(Labeled region entries)

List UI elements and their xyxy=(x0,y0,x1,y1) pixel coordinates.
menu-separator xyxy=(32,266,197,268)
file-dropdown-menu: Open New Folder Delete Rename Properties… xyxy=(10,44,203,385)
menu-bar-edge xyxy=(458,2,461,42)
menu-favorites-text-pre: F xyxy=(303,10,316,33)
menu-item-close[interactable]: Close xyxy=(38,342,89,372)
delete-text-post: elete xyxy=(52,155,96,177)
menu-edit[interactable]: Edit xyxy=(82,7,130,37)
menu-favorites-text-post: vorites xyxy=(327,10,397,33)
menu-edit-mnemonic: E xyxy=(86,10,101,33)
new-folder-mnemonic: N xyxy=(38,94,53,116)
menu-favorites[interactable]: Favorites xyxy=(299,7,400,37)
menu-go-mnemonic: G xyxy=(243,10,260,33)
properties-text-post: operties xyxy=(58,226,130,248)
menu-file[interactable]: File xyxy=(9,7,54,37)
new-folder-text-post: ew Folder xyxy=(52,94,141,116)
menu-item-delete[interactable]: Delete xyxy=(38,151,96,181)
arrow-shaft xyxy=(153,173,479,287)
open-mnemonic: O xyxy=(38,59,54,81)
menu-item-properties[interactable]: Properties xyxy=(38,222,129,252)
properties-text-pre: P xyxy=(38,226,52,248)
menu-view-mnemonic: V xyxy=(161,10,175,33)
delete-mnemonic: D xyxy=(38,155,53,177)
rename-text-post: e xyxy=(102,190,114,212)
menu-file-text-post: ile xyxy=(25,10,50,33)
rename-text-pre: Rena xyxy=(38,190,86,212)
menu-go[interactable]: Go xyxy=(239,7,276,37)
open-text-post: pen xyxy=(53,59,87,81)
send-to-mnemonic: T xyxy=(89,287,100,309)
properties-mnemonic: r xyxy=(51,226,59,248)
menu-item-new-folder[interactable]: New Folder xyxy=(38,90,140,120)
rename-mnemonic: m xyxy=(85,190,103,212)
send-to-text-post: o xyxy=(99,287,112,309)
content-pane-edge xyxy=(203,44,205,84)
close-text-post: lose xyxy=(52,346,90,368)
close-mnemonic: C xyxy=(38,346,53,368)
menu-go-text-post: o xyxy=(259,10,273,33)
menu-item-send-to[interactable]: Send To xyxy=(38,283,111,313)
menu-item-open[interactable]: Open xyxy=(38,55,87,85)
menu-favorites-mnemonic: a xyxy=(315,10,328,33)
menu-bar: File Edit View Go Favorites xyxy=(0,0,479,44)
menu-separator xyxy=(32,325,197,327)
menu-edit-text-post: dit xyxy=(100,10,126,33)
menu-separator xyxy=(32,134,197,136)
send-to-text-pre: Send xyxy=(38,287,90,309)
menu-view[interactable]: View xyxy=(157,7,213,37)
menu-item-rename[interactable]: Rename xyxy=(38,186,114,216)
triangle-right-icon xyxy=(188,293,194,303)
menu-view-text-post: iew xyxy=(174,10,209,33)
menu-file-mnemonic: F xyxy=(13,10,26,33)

▶ _EXERCISE TASK_
Reproduce the material above line for line, without changing anything.

▶ _SOLUTION TO THE PROBLEM_
List UI elements and their xyxy=(x0,y0,x1,y1) pixel coordinates.
menu-separator xyxy=(32,266,197,268)
file-dropdown-menu: Open New Folder Delete Rename Properties… xyxy=(10,44,203,385)
menu-bar-edge xyxy=(458,2,461,42)
menu-favorites-text-pre: F xyxy=(303,10,316,33)
menu-item-close[interactable]: Close xyxy=(38,342,89,372)
delete-text-post: elete xyxy=(52,155,96,177)
menu-edit[interactable]: Edit xyxy=(82,7,130,37)
menu-favorites-text-post: vorites xyxy=(327,10,397,33)
menu-edit-mnemonic: E xyxy=(86,10,101,33)
new-folder-mnemonic: N xyxy=(38,94,53,116)
menu-favorites[interactable]: Favorites xyxy=(299,7,400,37)
menu-go-mnemonic: G xyxy=(243,10,260,33)
properties-text-post: operties xyxy=(58,226,130,248)
menu-file[interactable]: File xyxy=(9,7,54,37)
new-folder-text-post: ew Folder xyxy=(52,94,141,116)
menu-item-delete[interactable]: Delete xyxy=(38,151,96,181)
arrow-shaft xyxy=(153,173,479,287)
open-mnemonic: O xyxy=(38,59,54,81)
menu-item-properties[interactable]: Properties xyxy=(38,222,129,252)
properties-text-pre: P xyxy=(38,226,52,248)
menu-view-mnemonic: V xyxy=(161,10,175,33)
delete-mnemonic: D xyxy=(38,155,53,177)
rename-text-post: e xyxy=(102,190,114,212)
menu-file-text-post: ile xyxy=(25,10,50,33)
rename-text-pre: Rena xyxy=(38,190,86,212)
menu-go[interactable]: Go xyxy=(239,7,276,37)
open-text-post: pen xyxy=(53,59,87,81)
send-to-mnemonic: T xyxy=(89,287,100,309)
properties-mnemonic: r xyxy=(51,226,59,248)
menu-item-new-folder[interactable]: New Folder xyxy=(38,90,140,120)
rename-mnemonic: m xyxy=(85,190,103,212)
send-to-text-post: o xyxy=(99,287,112,309)
content-pane-edge xyxy=(203,44,205,84)
close-text-post: lose xyxy=(52,346,90,368)
close-mnemonic: C xyxy=(38,346,53,368)
menu-go-text-post: o xyxy=(259,10,273,33)
menu-item-send-to[interactable]: Send To xyxy=(38,283,111,313)
menu-item-open[interactable]: Open xyxy=(38,55,87,85)
menu-favorites-mnemonic: a xyxy=(315,10,328,33)
menu-bar: File Edit View Go Favorites xyxy=(0,0,479,44)
menu-separator xyxy=(32,325,197,327)
menu-edit-text-post: dit xyxy=(100,10,126,33)
menu-separator xyxy=(32,134,197,136)
send-to-text-pre: Send xyxy=(38,287,90,309)
menu-view[interactable]: View xyxy=(157,7,213,37)
menu-item-rename[interactable]: Rename xyxy=(38,186,114,216)
triangle-right-icon xyxy=(188,293,194,303)
menu-view-text-post: iew xyxy=(174,10,209,33)
menu-file-mnemonic: F xyxy=(13,10,26,33)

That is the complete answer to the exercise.